(Data items)
** Start **
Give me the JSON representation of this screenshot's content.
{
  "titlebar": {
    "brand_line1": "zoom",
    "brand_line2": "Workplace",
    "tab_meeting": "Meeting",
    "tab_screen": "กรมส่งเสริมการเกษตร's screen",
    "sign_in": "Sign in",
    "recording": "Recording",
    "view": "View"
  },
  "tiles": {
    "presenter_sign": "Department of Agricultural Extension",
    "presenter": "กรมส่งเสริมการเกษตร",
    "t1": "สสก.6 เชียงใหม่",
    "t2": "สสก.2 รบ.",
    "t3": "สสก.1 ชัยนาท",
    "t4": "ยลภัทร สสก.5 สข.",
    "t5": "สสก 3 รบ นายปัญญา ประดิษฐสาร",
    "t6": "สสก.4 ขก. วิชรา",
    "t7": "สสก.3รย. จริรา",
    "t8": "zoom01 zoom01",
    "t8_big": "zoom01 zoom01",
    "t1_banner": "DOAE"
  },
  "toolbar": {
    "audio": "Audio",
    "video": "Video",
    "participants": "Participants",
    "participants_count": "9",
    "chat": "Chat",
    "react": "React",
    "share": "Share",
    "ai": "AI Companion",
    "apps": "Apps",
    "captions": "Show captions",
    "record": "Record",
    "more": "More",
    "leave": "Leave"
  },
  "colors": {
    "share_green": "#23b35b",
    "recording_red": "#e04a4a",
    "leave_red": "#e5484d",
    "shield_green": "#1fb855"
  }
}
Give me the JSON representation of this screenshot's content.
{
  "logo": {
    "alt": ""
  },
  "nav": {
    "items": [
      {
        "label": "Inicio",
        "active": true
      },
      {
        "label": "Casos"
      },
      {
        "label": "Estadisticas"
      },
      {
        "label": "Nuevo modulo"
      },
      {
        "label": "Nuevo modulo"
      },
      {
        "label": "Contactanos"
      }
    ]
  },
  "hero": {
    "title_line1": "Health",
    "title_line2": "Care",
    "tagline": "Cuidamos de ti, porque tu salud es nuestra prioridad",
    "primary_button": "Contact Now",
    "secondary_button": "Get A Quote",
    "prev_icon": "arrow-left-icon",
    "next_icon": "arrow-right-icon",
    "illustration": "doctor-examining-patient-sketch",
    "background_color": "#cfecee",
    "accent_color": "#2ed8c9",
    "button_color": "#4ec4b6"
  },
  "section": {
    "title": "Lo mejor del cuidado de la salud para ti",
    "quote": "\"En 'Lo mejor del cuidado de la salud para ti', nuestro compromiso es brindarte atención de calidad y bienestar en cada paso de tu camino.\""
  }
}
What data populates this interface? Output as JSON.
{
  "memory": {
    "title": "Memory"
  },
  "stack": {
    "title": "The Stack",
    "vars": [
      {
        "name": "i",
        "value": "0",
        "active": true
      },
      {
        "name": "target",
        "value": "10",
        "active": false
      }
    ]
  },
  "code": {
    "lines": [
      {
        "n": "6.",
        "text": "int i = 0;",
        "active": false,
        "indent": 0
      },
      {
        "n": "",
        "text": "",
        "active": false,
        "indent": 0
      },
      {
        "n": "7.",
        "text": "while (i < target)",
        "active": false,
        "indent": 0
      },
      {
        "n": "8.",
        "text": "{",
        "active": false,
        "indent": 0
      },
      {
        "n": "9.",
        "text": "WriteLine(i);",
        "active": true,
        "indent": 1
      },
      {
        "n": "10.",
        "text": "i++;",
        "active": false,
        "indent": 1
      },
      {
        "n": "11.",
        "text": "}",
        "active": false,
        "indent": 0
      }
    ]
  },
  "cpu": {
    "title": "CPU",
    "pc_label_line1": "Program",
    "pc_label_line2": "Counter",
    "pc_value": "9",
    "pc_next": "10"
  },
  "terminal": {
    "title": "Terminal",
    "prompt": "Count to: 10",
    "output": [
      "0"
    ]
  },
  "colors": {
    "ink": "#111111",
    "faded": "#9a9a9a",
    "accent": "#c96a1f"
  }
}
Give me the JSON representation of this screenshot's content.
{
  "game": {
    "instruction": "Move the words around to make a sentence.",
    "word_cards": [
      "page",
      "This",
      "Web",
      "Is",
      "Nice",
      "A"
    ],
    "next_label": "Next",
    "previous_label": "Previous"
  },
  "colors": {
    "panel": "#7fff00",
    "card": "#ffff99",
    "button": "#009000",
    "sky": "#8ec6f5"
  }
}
** End **
Set down all of the records shown above once more, exactly.

IN RESPONSE
Give me the JSON representation of this screenshot's content.
{
  "titlebar": {
    "brand_line1": "zoom",
    "brand_line2": "Workplace",
    "tab_meeting": "Meeting",
    "tab_screen": "กรมส่งเสริมการเกษตร's screen",
    "sign_in": "Sign in",
    "recording": "Recording",
    "view": "View"
  },
  "tiles": {
    "presenter_sign": "Department of Agricultural Extension",
    "presenter": "กรมส่งเสริมการเกษตร",
    "t1": "สสก.6 เชียงใหม่",
    "t2": "สสก.2 รบ.",
    "t3": "สสก.1 ชัยนาท",
    "t4": "ยลภัทร สสก.5 สข.",
    "t5": "สสก 3 รบ นายปัญญา ประดิษฐสาร",
    "t6": "สสก.4 ขก. วิชรา",
    "t7": "สสก.3รย. จริรา",
    "t8": "zoom01 zoom01",
    "t8_big": "zoom01 zoom01",
    "t1_banner": "DOAE"
  },
  "toolbar": {
    "audio": "Audio",
    "video": "Video",
    "participants": "Participants",
    "participants_count": "9",
    "chat": "Chat",
    "react": "React",
    "share": "Share",
    "ai": "AI Companion",
    "apps": "Apps",
    "captions": "Show captions",
    "record": "Record",
    "more": "More",
    "leave": "Leave"
  },
  "colors": {
    "share_green": "#23b35b",
    "recording_red": "#e04a4a",
    "leave_red": "#e5484d",
    "shield_green": "#1fb855"
  }
}
Give me the JSON representation of this screenshot's content.
{
  "logo": {
    "alt": ""
  },
  "nav": {
    "items": [
      {
        "label": "Inicio",
        "active": true
      },
      {
        "label": "Casos"
      },
      {
        "label": "Estadisticas"
      },
      {
        "label": "Nuevo modulo"
      },
      {
        "label": "Nuevo modulo"
      },
      {
        "label": "Contactanos"
      }
    ]
  },
  "hero": {
    "title_line1": "Health",
    "title_line2": "Care",
    "tagline": "Cuidamos de ti, porque tu salud es nuestra prioridad",
    "primary_button": "Contact Now",
    "secondary_button": "Get A Quote",
    "prev_icon": "arrow-left-icon",
    "next_icon": "arrow-right-icon",
    "illustration": "doctor-examining-patient-sketch",
    "background_color": "#cfecee",
    "accent_color": "#2ed8c9",
    "button_color": "#4ec4b6"
  },
  "section": {
    "title": "Lo mejor del cuidado de la salud para ti",
    "quote": "\"En 'Lo mejor del cuidado de la salud para ti', nuestro compromiso es brindarte atención de calidad y bienestar en cada paso de tu camino.\""
  }
}
What data populates this interface? Output as JSON.
{
  "memory": {
    "title": "Memory"
  },
  "stack": {
    "title": "The Stack",
    "vars": [
      {
        "name": "i",
        "value": "0",
        "active": true
      },
      {
        "name": "target",
        "value": "10",
        "active": false
      }
    ]
  },
  "code": {
    "lines": [
      {
        "n": "6.",
        "text": "int i = 0;",
        "active": false,
        "indent": 0
      },
      {
        "n": "",
        "text": "",
        "active": false,
        "indent": 0
      },
      {
        "n": "7.",
        "text": "while (i < target)",
        "active": false,
        "indent": 0
      },
      {
        "n": "8.",
        "text": "{",
        "active": false,
        "indent": 0
      },
      {
        "n": "9.",
        "text": "WriteLine(i);",
        "active": true,
        "indent": 1
      },
      {
        "n": "10.",
        "text": "i++;",
        "active": false,
        "indent": 1
      },
      {
        "n": "11.",
        "text": "}",
        "active": false,
        "indent": 0
      }
    ]
  },
  "cpu": {
    "title": "CPU",
    "pc_label_line1": "Program",
    "pc_label_line2": "Counter",
    "pc_value": "9",
    "pc_next": "10"
  },
  "terminal": {
    "title": "Terminal",
    "prompt": "Count to: 10",
    "output": [
      "0"
    ]
  },
  "colors": {
    "ink": "#111111",
    "faded": "#9a9a9a",
    "accent": "#c96a1f"
  }
}
Give me the JSON representation of this screenshot's content.
{
  "game": {
    "instruction": "Move the words around to make a sentence.",
    "word_cards": [
      "page",
      "This",
      "Web",
      "Is",
      "Nice",
      "A"
    ],
    "next_label": "Next",
    "previous_label": "Previous"
  },
  "colors": {
    "panel": "#7fff00",
    "card": "#ffff99",
    "button": "#009000",
    "sky": "#8ec6f5"
  }
}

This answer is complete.